__Parts of the exercise__:
• 1. In the editor's note, what has become the first FDA-approved treatment for spinal muscular atrophy?
• 2. Reproduce the editor's note from the words "Editor's Note" up to and including the words "mobility today.", keeping every character unchanged.

__Selected passage__:

Editor's Note
To Boldly Go
- By Laurie Watanabe
- Feb 01, 2017
Historically, it’s not easy to be first — the first one to point a ship toward a
place on maps labeled Here be dragons, or the first to suggest that the
earth might circle the sun instead of vice versa. Exploration is filled with
very real dangers, whether it’s the bodily risk of sailing off the edge of the
world or the chance you’ll be laughed at by peers.
Thank goodness there have been and are adventurers with stout hearts
and (no pun intended) thick skin. Thank goodness so many of them work in
mobility today.
For this issue, for instance,
we talked with Chuck
Hardy of the National
Mobility Equipment Dealers
Association (NMEDA) about
how autonomous vehicles
could impact the lives of
people with disabilities (story
starting on page 18). It’s still
relatively early in the discussion,
but NMEDA wants to be
part of these conversations now, to be sure the perspectives of its end users
are included as technology develops.
There was terrific news from Cure SMA (page 12) about Spinraza, which
has become the very first FDA-approved treatment for spinal muscular
atrophy (SMA). Michelle Lange shares results of her dynamic seating
survey (page 14), which examined clinician and ATP use of this emerging
technology.
And we sat in on a tremendous conversation featuring some of the most
distinguished minds currently studying pressure injuries. The resulting feature
story (page 22) looks both backward and forward, bringing what we’ve
known about deep tissue injuries and merging it with a technology that one
day soon could make pressure injury risk assessment as simple to perform as
taking a patient’s temperature.
“I used to watch Star Trek,” Gefen mentioned during the interview. “I don’t
think I ever saw a pressure ulcer there. But they definitely have the diagnostic
imaging tools that I’d like to see in my lifetime.”

__Data__:
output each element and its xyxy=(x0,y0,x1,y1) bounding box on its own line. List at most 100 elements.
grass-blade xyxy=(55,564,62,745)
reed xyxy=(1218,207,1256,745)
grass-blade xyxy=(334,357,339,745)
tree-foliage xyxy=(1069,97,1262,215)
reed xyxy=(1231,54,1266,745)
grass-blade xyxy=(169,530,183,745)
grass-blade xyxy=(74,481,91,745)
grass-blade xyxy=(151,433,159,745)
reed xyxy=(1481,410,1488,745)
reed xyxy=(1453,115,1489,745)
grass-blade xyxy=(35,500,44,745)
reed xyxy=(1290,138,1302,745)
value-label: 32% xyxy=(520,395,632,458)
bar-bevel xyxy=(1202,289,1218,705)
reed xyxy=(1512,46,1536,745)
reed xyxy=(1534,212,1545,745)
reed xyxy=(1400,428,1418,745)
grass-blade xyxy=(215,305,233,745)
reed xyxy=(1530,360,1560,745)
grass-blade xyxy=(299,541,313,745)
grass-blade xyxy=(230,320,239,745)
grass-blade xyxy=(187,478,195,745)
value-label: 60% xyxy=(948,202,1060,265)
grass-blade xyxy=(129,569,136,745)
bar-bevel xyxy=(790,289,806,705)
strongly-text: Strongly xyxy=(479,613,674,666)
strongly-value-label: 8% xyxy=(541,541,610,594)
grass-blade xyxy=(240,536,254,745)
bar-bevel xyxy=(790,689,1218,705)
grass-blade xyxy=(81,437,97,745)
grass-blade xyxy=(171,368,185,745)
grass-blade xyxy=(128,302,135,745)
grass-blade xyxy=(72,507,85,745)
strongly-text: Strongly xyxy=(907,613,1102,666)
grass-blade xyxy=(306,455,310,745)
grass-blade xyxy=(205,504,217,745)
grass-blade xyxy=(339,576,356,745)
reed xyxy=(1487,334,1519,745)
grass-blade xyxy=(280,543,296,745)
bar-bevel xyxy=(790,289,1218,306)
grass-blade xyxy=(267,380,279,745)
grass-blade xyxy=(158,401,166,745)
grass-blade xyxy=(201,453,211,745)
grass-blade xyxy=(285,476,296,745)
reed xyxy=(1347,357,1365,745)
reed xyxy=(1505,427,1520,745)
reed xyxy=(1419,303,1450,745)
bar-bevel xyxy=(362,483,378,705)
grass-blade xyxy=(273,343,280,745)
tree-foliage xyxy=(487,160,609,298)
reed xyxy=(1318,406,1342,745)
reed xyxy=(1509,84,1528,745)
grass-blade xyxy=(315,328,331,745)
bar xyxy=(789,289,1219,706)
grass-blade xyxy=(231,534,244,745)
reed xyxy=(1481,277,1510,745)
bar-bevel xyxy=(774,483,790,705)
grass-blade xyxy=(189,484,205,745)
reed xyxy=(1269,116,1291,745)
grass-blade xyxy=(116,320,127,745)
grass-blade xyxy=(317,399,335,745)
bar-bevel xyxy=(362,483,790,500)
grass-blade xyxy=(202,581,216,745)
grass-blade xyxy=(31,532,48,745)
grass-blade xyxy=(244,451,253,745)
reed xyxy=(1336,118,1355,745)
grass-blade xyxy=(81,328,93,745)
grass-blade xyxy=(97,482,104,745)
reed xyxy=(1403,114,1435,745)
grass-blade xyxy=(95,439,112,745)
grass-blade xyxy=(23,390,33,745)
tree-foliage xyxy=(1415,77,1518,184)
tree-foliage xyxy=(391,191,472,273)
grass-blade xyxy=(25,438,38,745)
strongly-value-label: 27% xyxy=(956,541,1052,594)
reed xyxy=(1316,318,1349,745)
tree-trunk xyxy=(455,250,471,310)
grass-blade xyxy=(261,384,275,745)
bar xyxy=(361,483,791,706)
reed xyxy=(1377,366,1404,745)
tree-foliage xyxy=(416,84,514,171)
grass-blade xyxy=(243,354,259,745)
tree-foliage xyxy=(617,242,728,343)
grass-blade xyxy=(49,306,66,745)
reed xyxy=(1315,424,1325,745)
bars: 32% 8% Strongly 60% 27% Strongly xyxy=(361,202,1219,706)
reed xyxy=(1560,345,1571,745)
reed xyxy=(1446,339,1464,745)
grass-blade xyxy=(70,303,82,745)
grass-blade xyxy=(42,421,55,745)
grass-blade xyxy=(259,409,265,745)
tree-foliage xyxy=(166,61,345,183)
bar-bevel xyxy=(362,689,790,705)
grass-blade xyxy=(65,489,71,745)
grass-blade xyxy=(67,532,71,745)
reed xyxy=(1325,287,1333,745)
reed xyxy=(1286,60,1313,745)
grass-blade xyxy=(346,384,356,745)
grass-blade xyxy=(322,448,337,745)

__Exercise answers__:
• 1. Spinraza

• 2.
Editor's Note
To Boldly Go
- By Laurie Watanabe
- Feb 01, 2017
Historically, it’s not easy to be first — the first one to point a ship toward a
place on maps labeled Here be dragons, or the first to suggest that the
earth might circle the sun instead of vice versa. Exploration is filled with
very real dangers, whether it’s the bodily risk of sailing off the edge of the
world or the chance you’ll be laughed at by peers.
Thank goodness there have been and are adventurers with stout hearts
and (no pun intended) thick skin. Thank goodness so many of them work in
mobility today.